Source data
= = = = = = =
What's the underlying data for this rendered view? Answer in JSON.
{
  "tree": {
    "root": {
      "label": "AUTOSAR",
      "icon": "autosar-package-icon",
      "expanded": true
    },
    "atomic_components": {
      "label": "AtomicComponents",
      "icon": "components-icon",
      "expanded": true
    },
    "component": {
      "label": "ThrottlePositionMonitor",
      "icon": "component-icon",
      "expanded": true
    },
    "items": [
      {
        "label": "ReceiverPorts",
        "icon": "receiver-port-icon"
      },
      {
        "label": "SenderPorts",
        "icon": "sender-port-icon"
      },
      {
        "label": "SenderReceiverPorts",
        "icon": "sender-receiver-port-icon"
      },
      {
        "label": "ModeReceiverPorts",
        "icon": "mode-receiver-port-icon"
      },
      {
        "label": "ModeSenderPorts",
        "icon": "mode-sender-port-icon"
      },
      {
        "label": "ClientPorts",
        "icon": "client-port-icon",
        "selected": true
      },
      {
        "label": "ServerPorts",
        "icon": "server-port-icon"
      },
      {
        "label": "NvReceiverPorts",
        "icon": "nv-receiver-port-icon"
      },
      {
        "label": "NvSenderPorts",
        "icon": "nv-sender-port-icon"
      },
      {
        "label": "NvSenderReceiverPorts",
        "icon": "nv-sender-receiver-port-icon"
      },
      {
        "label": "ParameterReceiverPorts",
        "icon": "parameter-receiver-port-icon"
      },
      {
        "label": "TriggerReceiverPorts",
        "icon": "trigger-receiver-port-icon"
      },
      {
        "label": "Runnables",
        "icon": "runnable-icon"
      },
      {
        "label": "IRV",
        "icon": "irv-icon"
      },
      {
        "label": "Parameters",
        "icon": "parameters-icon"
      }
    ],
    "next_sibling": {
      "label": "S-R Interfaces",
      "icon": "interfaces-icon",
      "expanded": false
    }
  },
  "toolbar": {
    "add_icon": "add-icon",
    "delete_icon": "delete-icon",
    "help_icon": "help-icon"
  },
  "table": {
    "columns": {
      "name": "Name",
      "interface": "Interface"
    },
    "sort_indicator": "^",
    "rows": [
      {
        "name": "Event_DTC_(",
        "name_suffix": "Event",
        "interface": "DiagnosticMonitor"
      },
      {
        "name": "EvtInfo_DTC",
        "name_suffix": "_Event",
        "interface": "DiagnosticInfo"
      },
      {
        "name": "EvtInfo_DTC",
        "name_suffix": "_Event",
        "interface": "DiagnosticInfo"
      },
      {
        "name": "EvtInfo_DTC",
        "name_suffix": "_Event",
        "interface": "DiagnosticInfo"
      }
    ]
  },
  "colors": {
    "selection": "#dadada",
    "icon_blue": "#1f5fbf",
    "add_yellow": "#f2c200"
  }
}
= = = = = = =
> **WHAT IS BEING ASKED**:
Print the records above exactly as they appear.

> **FINISHED TASK**:
What's the underlying data for this rendered view? Answer in JSON.
{
  "tree": {
    "root": {
      "label": "AUTOSAR",
      "icon": "autosar-package-icon",
      "expanded": true
    },
    "atomic_components": {
      "label": "AtomicComponents",
      "icon": "components-icon",
      "expanded": true
    },
    "component": {
      "label": "ThrottlePositionMonitor",
      "icon": "component-icon",
      "expanded": true
    },
    "items": [
      {
        "label": "ReceiverPorts",
        "icon": "receiver-port-icon"
      },
      {
        "label": "SenderPorts",
        "icon": "sender-port-icon"
      },
      {
        "label": "SenderReceiverPorts",
        "icon": "sender-receiver-port-icon"
      },
      {
        "label": "ModeReceiverPorts",
        "icon": "mode-receiver-port-icon"
      },
      {
        "label": "ModeSenderPorts",
        "icon": "mode-sender-port-icon"
      },
      {
        "label": "ClientPorts",
        "icon": "client-port-icon",
        "selected": true
      },
      {
        "label": "ServerPorts",
        "icon": "server-port-icon"
      },
      {
        "label": "NvReceiverPorts",
        "icon": "nv-receiver-port-icon"
      },
      {
        "label": "NvSenderPorts",
        "icon": "nv-sender-port-icon"
      },
      {
        "label": "NvSenderReceiverPorts",
        "icon": "nv-sender-receiver-port-icon"
      },
      {
        "label": "ParameterReceiverPorts",
        "icon": "parameter-receiver-port-icon"
      },
      {
        "label": "TriggerReceiverPorts",
        "icon": "trigger-receiver-port-icon"
      },
      {
        "label": "Runnables",
        "icon": "runnable-icon"
      },
      {
        "label": "IRV",
        "icon": "irv-icon"
      },
      {
        "label": "Parameters",
        "icon": "parameters-icon"
      }
    ],
    "next_sibling": {
      "label": "S-R Interfaces",
      "icon": "interfaces-icon",
      "expanded": false
    }
  },
  "toolbar": {
    "add_icon": "add-icon",
    "delete_icon": "delete-icon",
    "help_icon": "help-icon"
  },
  "table": {
    "columns": {
      "name": "Name",
      "interface": "Interface"
    },
    "sort_indicator": "^",
    "rows": [
      {
        "name": "Event_DTC_(",
        "name_suffix": "Event",
        "interface": "DiagnosticMonitor"
      },
      {
        "name": "EvtInfo_DTC",
        "name_suffix": "_Event",
        "interface": "DiagnosticInfo"
      },
      {
        "name": "EvtInfo_DTC",
        "name_suffix": "_Event",
        "interface": "DiagnosticInfo"
      },
      {
        "name": "EvtInfo_DTC",
        "name_suffix": "_Event",
        "interface": "DiagnosticInfo"
      }
    ]
  },
  "colors": {
    "selection": "#dadada",
    "icon_blue": "#1f5fbf",
    "add_yellow": "#f2c200"
  }
}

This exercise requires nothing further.